* start *

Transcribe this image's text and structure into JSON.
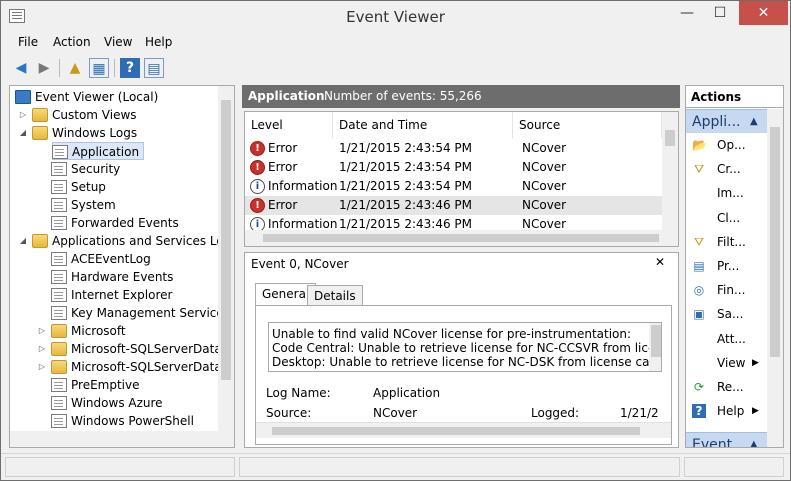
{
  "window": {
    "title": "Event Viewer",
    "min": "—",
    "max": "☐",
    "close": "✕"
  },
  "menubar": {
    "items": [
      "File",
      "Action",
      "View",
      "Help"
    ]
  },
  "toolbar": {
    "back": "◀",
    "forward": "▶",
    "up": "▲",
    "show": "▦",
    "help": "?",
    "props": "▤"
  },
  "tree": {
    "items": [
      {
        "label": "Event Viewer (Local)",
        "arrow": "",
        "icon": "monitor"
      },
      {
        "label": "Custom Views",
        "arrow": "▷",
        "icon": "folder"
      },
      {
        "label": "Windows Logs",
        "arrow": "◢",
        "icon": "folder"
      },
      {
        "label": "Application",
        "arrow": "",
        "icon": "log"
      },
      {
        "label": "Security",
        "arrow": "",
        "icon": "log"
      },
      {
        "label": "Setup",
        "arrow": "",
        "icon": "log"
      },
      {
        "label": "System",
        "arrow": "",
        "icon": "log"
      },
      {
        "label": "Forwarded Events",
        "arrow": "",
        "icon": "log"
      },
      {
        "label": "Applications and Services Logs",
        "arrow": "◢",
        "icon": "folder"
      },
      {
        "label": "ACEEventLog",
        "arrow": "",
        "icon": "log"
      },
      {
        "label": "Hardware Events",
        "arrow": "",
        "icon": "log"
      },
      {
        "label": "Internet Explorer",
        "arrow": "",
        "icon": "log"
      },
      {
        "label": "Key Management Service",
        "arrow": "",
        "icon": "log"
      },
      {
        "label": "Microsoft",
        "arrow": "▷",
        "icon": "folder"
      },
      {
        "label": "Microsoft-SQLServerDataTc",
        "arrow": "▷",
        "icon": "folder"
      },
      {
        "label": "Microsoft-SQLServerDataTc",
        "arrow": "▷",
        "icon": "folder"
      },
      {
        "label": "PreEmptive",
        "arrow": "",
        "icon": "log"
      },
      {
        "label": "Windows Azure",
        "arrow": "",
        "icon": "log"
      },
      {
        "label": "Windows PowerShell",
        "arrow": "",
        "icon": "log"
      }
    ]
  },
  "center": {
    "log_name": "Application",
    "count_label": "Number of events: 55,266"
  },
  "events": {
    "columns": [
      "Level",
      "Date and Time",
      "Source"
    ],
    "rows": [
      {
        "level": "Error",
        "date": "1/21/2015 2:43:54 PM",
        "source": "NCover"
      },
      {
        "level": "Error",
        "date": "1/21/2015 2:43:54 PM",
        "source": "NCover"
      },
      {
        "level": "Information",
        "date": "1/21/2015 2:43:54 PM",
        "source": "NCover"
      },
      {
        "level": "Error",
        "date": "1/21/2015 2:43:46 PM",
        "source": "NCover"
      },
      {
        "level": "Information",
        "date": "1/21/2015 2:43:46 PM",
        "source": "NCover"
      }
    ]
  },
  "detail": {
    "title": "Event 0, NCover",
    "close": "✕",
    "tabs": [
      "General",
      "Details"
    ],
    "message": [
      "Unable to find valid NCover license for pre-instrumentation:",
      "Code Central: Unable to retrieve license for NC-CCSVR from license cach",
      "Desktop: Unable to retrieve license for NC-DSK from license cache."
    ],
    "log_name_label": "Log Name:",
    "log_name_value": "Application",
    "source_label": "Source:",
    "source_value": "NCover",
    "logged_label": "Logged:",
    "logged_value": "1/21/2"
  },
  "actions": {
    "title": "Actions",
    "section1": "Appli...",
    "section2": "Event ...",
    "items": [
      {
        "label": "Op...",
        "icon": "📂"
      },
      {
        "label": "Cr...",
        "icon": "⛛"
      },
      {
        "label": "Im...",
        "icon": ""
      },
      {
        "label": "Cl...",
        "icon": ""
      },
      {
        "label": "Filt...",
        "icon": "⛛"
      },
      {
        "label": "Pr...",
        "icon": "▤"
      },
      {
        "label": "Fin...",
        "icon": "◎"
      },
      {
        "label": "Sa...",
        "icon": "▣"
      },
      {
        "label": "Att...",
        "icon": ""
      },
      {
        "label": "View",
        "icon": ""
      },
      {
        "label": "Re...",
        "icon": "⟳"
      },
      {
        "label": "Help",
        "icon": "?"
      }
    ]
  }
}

* end *

Stated exercise: Each line with the string "title" in it needs to be found and copied.

Response to this exercise:
    "title": "Event Viewer",
    "title": "Event 0, NCover",
    "title": "Actions",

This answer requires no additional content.